◆ Direction
Using the material below, copy every line where "Assistance" appears.

◆ Records to use
━━━━

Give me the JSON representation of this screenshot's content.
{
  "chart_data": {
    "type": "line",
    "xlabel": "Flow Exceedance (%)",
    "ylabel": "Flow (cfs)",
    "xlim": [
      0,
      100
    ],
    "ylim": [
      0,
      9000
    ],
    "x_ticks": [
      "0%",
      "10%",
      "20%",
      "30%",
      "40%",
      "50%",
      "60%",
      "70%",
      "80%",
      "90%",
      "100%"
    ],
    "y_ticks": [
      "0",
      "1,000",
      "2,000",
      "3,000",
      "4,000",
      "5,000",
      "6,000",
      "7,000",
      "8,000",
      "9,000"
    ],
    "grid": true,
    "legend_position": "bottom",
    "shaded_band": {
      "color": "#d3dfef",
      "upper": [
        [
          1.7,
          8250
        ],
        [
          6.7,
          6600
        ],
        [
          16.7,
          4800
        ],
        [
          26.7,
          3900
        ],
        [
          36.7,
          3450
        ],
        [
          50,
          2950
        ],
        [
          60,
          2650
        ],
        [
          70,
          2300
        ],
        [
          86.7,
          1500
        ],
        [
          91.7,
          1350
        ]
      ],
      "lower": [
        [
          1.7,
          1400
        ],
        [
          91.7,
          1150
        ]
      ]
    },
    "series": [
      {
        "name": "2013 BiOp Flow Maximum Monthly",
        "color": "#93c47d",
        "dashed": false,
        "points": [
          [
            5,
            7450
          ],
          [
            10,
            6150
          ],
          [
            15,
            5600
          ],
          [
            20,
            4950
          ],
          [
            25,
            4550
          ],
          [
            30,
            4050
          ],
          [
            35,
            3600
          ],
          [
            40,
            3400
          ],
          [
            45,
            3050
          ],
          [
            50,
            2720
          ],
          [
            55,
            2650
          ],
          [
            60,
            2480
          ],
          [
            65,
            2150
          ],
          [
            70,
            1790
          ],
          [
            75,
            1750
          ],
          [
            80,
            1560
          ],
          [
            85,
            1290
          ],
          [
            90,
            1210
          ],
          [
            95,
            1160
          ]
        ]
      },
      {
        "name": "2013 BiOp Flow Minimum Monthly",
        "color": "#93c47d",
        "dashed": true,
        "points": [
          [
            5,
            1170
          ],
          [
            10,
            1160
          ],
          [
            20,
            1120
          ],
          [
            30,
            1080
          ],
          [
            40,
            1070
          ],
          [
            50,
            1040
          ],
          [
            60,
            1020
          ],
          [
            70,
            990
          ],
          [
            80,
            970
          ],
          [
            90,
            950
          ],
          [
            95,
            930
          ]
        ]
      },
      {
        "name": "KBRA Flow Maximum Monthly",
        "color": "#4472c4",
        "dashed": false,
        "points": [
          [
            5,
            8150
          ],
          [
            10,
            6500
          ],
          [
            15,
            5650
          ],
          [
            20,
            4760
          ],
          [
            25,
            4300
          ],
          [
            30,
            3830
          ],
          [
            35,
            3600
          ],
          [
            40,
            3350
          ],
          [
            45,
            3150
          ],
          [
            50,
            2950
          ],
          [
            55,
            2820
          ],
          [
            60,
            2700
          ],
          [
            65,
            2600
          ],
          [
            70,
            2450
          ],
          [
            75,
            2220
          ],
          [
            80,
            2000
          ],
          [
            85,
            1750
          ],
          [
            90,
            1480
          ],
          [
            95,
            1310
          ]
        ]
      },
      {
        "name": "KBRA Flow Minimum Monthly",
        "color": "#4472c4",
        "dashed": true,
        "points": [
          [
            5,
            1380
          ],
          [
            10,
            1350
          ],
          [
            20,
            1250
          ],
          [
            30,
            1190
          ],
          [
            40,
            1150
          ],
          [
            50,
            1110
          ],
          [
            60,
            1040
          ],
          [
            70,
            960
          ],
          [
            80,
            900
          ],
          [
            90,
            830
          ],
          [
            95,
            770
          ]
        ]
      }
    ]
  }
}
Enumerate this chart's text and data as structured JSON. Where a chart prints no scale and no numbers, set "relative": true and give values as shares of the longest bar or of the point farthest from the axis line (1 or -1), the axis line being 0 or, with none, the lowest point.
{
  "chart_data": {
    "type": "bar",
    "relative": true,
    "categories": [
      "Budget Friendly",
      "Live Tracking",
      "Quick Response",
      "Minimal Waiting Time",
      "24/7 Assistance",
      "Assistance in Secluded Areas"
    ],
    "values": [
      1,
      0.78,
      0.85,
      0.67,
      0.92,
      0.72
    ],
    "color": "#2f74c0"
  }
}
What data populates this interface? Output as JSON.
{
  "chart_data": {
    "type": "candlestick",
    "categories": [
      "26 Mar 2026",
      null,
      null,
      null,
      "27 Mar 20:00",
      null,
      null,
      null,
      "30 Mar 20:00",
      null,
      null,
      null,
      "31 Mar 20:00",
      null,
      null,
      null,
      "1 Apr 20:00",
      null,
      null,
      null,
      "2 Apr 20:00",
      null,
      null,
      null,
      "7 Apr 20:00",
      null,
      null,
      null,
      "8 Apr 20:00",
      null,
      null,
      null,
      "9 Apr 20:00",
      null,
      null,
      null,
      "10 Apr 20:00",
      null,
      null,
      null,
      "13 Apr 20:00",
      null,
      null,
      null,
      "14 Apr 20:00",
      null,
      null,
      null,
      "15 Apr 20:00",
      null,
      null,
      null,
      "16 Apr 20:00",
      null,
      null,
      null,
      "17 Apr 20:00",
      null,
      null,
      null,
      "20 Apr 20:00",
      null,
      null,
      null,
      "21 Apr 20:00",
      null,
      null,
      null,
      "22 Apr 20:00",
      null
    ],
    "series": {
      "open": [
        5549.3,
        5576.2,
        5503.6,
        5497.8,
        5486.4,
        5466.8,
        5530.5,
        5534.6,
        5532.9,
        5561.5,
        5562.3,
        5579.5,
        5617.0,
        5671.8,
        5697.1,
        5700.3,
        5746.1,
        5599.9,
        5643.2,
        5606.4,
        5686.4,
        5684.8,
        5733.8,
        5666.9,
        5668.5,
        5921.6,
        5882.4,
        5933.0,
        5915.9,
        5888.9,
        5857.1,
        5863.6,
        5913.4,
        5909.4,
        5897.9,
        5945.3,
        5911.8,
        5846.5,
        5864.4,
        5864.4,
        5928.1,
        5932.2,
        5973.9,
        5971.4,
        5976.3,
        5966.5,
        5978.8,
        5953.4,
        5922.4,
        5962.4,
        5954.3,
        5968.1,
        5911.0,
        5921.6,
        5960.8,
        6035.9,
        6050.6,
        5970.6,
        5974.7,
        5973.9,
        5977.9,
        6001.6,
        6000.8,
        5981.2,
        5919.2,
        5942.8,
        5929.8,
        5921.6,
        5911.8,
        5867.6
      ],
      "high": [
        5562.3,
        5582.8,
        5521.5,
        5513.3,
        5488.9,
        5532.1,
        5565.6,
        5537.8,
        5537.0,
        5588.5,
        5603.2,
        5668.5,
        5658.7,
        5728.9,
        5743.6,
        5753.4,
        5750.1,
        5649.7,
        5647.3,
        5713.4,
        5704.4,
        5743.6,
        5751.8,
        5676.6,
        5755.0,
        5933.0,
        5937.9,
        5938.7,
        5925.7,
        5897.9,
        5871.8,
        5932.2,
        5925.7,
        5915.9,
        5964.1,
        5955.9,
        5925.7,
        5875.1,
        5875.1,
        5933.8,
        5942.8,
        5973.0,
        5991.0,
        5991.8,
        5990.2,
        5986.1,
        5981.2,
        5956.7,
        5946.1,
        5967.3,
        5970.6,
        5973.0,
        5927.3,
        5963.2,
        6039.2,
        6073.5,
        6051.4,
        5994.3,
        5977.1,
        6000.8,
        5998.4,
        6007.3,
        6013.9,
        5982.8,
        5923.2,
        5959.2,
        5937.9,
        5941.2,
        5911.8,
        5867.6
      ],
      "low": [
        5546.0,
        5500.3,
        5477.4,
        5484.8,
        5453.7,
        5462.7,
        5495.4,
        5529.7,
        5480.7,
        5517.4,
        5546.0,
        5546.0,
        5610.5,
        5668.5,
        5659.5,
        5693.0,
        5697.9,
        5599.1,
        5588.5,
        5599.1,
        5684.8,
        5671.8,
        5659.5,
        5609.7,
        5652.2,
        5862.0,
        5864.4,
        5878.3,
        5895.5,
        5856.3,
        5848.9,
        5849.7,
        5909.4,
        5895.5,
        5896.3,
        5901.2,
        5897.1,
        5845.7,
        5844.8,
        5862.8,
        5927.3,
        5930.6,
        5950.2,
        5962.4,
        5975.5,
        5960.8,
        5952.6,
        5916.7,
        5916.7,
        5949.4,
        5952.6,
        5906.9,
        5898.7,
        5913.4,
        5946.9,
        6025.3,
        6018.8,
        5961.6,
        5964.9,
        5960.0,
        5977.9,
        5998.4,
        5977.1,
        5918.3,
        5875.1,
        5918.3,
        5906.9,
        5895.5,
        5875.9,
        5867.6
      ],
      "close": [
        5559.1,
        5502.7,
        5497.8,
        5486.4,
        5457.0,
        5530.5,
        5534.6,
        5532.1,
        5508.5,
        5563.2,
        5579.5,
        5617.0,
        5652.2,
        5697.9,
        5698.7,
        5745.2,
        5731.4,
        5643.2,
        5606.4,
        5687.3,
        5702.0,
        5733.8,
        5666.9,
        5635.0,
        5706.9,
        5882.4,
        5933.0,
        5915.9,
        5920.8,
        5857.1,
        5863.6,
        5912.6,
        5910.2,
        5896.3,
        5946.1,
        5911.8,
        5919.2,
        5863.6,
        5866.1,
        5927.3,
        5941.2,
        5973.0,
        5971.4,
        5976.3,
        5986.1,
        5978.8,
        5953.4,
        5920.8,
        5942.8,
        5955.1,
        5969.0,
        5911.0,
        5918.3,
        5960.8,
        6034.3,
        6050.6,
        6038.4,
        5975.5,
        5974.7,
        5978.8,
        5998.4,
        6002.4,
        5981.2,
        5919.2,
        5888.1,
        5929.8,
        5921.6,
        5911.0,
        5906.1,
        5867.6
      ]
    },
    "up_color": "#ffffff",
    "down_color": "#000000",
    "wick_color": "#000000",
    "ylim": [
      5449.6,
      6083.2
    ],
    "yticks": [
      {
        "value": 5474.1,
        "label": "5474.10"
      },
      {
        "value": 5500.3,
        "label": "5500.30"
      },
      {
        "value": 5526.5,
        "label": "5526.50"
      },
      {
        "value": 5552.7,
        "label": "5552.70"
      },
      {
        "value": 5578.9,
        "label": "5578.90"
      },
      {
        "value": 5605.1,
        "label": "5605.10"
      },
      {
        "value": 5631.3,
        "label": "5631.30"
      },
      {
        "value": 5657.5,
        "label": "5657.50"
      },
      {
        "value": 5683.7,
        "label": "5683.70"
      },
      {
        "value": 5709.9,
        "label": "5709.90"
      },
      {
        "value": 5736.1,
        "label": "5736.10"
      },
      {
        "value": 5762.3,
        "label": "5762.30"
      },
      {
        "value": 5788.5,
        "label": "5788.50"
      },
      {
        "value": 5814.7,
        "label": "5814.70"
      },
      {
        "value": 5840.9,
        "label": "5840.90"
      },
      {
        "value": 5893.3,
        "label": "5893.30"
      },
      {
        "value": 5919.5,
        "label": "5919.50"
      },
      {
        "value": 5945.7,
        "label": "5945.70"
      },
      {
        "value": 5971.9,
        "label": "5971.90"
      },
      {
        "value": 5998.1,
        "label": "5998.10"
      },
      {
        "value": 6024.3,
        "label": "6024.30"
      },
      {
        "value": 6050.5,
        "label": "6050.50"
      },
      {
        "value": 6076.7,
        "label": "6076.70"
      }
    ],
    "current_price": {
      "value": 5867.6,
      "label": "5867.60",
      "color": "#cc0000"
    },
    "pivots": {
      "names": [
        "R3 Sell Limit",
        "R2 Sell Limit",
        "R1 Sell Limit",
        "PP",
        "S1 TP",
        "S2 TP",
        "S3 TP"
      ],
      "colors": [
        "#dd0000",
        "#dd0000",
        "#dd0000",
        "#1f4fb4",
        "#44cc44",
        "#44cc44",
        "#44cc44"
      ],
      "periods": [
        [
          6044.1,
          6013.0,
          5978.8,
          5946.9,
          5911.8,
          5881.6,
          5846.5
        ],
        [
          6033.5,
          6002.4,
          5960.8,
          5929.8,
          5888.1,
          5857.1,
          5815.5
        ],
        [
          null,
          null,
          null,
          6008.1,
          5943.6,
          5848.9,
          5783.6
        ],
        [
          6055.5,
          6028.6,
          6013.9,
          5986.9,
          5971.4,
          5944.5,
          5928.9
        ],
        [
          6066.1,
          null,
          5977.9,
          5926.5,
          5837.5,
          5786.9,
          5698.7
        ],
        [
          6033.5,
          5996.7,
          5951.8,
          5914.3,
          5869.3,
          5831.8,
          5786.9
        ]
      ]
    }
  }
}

━━━━

◆ Exercise response
      "24/7 Assistance",
      "Assistance in Secluded Areas"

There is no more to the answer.